▸ EXERCISE: Return, character for character, the lines from the one bearing "Give me the" through the end of the material. Omit everything before that line.

▸ Dataset rows:
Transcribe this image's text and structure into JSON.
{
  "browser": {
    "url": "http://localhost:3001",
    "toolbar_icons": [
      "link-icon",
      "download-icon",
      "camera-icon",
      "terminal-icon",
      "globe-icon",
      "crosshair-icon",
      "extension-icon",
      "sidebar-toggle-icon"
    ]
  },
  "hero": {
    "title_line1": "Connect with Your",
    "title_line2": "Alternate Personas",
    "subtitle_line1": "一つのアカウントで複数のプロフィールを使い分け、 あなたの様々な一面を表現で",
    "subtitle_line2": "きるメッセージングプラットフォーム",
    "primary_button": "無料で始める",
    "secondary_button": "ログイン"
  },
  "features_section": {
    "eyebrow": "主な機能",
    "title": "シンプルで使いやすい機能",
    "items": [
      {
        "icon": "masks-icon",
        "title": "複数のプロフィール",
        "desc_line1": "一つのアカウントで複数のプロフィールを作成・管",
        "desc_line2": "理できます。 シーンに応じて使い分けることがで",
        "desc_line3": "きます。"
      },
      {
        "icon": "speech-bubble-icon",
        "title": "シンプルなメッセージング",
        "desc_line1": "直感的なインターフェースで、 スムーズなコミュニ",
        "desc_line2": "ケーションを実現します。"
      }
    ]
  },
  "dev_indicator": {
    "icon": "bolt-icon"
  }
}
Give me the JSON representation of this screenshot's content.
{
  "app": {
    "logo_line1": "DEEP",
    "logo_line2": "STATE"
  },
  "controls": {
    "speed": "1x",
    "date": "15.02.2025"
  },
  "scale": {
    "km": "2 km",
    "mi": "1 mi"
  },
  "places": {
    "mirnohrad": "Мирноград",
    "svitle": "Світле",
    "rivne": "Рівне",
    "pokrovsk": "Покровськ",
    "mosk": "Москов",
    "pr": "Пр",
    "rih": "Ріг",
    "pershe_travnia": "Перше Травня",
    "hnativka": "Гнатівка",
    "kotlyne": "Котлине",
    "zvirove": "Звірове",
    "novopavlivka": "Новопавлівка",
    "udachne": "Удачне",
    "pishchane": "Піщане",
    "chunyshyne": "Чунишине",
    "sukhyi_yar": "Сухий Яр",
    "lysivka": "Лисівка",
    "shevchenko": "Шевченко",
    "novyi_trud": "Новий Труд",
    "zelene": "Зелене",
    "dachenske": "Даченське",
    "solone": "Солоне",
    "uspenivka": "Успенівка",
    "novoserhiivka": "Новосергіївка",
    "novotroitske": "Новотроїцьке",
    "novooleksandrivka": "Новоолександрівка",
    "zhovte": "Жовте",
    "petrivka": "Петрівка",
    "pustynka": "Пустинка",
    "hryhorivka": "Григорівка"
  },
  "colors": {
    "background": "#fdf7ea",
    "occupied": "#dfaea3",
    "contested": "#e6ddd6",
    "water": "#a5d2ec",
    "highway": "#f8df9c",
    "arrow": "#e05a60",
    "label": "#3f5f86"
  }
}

▸ ANSWER IN FULL:
Give me the JSON representation of this screenshot's content.
{
  "app": {
    "logo_line1": "DEEP",
    "logo_line2": "STATE"
  },
  "controls": {
    "speed": "1x",
    "date": "15.02.2025"
  },
  "scale": {
    "km": "2 km",
    "mi": "1 mi"
  },
  "places": {
    "mirnohrad": "Мирноград",
    "svitle": "Світле",
    "rivne": "Рівне",
    "pokrovsk": "Покровськ",
    "mosk": "Москов",
    "pr": "Пр",
    "rih": "Ріг",
    "pershe_travnia": "Перше Травня",
    "hnativka": "Гнатівка",
    "kotlyne": "Котлине",
    "zvirove": "Звірове",
    "novopavlivka": "Новопавлівка",
    "udachne": "Удачне",
    "pishchane": "Піщане",
    "chunyshyne": "Чунишине",
    "sukhyi_yar": "Сухий Яр",
    "lysivka": "Лисівка",
    "shevchenko": "Шевченко",
    "novyi_trud": "Новий Труд",
    "zelene": "Зелене",
    "dachenske": "Даченське",
    "solone": "Солоне",
    "uspenivka": "Успенівка",
    "novoserhiivka": "Новосергіївка",
    "novotroitske": "Новотроїцьке",
    "novooleksandrivka": "Новоолександрівка",
    "zhovte": "Жовте",
    "petrivka": "Петрівка",
    "pustynka": "Пустинка",
    "hryhorivka": "Григорівка"
  },
  "colors": {
    "background": "#fdf7ea",
    "occupied": "#dfaea3",
    "contested": "#e6ddd6",
    "water": "#a5d2ec",
    "highway": "#f8df9c",
    "arrow": "#e05a60",
    "label": "#3f5f86"
  }
}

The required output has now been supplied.